━━━ STORED ROWS

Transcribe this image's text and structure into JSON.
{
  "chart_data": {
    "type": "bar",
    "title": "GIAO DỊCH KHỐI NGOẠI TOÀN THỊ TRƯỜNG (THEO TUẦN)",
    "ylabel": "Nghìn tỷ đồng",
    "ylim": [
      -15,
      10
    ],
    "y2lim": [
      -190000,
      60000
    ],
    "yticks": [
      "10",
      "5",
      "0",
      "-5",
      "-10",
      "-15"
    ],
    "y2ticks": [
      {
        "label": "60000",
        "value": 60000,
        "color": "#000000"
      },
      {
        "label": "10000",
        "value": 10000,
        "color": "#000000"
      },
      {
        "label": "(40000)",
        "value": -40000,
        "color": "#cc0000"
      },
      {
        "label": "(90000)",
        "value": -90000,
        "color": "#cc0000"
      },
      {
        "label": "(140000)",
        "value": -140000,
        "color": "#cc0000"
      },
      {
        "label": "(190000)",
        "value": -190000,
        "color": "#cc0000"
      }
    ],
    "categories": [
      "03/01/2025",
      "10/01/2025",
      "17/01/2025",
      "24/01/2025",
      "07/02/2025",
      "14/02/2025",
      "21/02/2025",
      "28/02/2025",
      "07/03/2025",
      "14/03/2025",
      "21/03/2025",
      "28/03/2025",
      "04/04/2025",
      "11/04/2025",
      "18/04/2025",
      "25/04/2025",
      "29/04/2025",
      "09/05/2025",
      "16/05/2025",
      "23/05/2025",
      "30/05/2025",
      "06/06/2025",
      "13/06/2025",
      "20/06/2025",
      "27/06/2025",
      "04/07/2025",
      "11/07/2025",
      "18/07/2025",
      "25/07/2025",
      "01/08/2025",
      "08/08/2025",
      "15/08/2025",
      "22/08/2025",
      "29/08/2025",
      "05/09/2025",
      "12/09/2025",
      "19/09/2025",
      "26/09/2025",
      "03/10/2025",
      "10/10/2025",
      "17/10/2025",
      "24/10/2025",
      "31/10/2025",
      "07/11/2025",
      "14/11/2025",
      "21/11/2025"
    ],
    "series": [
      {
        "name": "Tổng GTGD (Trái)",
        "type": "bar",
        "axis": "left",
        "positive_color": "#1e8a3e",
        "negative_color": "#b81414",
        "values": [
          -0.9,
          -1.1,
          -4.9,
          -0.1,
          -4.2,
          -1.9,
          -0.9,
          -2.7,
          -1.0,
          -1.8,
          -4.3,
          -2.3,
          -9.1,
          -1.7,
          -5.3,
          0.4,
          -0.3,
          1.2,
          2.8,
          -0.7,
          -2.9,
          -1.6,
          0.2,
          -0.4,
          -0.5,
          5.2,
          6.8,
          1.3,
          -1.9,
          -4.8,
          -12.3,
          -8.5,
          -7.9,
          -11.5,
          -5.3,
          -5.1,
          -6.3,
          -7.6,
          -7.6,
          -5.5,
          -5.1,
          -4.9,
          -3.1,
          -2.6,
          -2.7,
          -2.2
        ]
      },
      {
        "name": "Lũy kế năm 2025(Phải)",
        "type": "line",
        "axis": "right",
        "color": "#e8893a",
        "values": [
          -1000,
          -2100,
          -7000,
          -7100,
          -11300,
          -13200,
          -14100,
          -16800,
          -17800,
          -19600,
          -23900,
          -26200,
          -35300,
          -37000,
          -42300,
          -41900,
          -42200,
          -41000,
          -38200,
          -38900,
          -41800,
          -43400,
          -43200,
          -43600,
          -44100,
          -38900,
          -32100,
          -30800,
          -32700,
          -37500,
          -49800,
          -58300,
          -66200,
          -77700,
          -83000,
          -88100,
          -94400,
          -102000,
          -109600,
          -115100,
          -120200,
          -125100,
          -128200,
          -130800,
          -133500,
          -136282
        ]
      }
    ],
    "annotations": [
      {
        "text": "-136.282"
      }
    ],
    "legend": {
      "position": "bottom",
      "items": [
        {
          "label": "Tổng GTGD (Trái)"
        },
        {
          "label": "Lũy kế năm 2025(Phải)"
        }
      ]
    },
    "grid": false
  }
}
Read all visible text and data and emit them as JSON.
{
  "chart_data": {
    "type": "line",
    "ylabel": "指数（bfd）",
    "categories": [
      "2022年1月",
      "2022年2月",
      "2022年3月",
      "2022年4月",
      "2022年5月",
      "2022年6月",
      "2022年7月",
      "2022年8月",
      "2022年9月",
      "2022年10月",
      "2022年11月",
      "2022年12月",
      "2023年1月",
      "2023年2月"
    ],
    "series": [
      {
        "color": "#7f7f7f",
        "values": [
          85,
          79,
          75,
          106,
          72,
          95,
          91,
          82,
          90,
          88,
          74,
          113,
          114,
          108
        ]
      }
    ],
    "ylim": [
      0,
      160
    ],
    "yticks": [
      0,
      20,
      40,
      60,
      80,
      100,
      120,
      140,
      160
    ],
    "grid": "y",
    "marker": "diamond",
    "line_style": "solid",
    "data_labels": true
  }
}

━━━━━━

**WHAT YOU ARE ASKED TO DO**. Write the material out again word for word.

**FINAL RESULT**.
Transcribe this image's text and structure into JSON.
{
  "chart_data": {
    "type": "bar",
    "title": "GIAO DỊCH KHỐI NGOẠI TOÀN THỊ TRƯỜNG (THEO TUẦN)",
    "ylabel": "Nghìn tỷ đồng",
    "ylim": [
      -15,
      10
    ],
    "y2lim": [
      -190000,
      60000
    ],
    "yticks": [
      "10",
      "5",
      "0",
      "-5",
      "-10",
      "-15"
    ],
    "y2ticks": [
      {
        "label": "60000",
        "value": 60000,
        "color": "#000000"
      },
      {
        "label": "10000",
        "value": 10000,
        "color": "#000000"
      },
      {
        "label": "(40000)",
        "value": -40000,
        "color": "#cc0000"
      },
      {
        "label": "(90000)",
        "value": -90000,
        "color": "#cc0000"
      },
      {
        "label": "(140000)",
        "value": -140000,
        "color": "#cc0000"
      },
      {
        "label": "(190000)",
        "value": -190000,
        "color": "#cc0000"
      }
    ],
    "categories": [
      "03/01/2025",
      "10/01/2025",
      "17/01/2025",
      "24/01/2025",
      "07/02/2025",
      "14/02/2025",
      "21/02/2025",
      "28/02/2025",
      "07/03/2025",
      "14/03/2025",
      "21/03/2025",
      "28/03/2025",
      "04/04/2025",
      "11/04/2025",
      "18/04/2025",
      "25/04/2025",
      "29/04/2025",
      "09/05/2025",
      "16/05/2025",
      "23/05/2025",
      "30/05/2025",
      "06/06/2025",
      "13/06/2025",
      "20/06/2025",
      "27/06/2025",
      "04/07/2025",
      "11/07/2025",
      "18/07/2025",
      "25/07/2025",
      "01/08/2025",
      "08/08/2025",
      "15/08/2025",
      "22/08/2025",
      "29/08/2025",
      "05/09/2025",
      "12/09/2025",
      "19/09/2025",
      "26/09/2025",
      "03/10/2025",
      "10/10/2025",
      "17/10/2025",
      "24/10/2025",
      "31/10/2025",
      "07/11/2025",
      "14/11/2025",
      "21/11/2025"
    ],
    "series": [
      {
        "name": "Tổng GTGD (Trái)",
        "type": "bar",
        "axis": "left",
        "positive_color": "#1e8a3e",
        "negative_color": "#b81414",
        "values": [
          -0.9,
          -1.1,
          -4.9,
          -0.1,
          -4.2,
          -1.9,
          -0.9,
          -2.7,
          -1.0,
          -1.8,
          -4.3,
          -2.3,
          -9.1,
          -1.7,
          -5.3,
          0.4,
          -0.3,
          1.2,
          2.8,
          -0.7,
          -2.9,
          -1.6,
          0.2,
          -0.4,
          -0.5,
          5.2,
          6.8,
          1.3,
          -1.9,
          -4.8,
          -12.3,
          -8.5,
          -7.9,
          -11.5,
          -5.3,
          -5.1,
          -6.3,
          -7.6,
          -7.6,
          -5.5,
          -5.1,
          -4.9,
          -3.1,
          -2.6,
          -2.7,
          -2.2
        ]
      },
      {
        "name": "Lũy kế năm 2025(Phải)",
        "type": "line",
        "axis": "right",
        "color": "#e8893a",
        "values": [
          -1000,
          -2100,
          -7000,
          -7100,
          -11300,
          -13200,
          -14100,
          -16800,
          -17800,
          -19600,
          -23900,
          -26200,
          -35300,
          -37000,
          -42300,
          -41900,
          -42200,
          -41000,
          -38200,
          -38900,
          -41800,
          -43400,
          -43200,
          -43600,
          -44100,
          -38900,
          -32100,
          -30800,
          -32700,
          -37500,
          -49800,
          -58300,
          -66200,
          -77700,
          -83000,
          -88100,
          -94400,
          -102000,
          -109600,
          -115100,
          -120200,
          -125100,
          -128200,
          -130800,
          -133500,
          -136282
        ]
      }
    ],
    "annotations": [
      {
        "text": "-136.282"
      }
    ],
    "legend": {
      "position": "bottom",
      "items": [
        {
          "label": "Tổng GTGD (Trái)"
        },
        {
          "label": "Lũy kế năm 2025(Phải)"
        }
      ]
    },
    "grid": false
  }
}
Read all visible text and data and emit them as JSON.
{
  "chart_data": {
    "type": "line",
    "ylabel": "指数（bfd）",
    "categories": [
      "2022年1月",
      "2022年2月",
      "2022年3月",
      "2022年4月",
      "2022年5月",
      "2022年6月",
      "2022年7月",
      "2022年8月",
      "2022年9月",
      "2022年10月",
      "2022年11月",
      "2022年12月",
      "2023年1月",
      "2023年2月"
    ],
    "series": [
      {
        "color": "#7f7f7f",
        "values": [
          85,
          79,
          75,
          106,
          72,
          95,
          91,
          82,
          90,
          88,
          74,
          113,
          114,
          108
        ]
      }
    ],
    "ylim": [
      0,
      160
    ],
    "yticks": [
      0,
      20,
      40,
      60,
      80,
      100,
      120,
      140,
      160
    ],
    "grid": "y",
    "marker": "diamond",
    "line_style": "solid",
    "data_labels": true
  }
}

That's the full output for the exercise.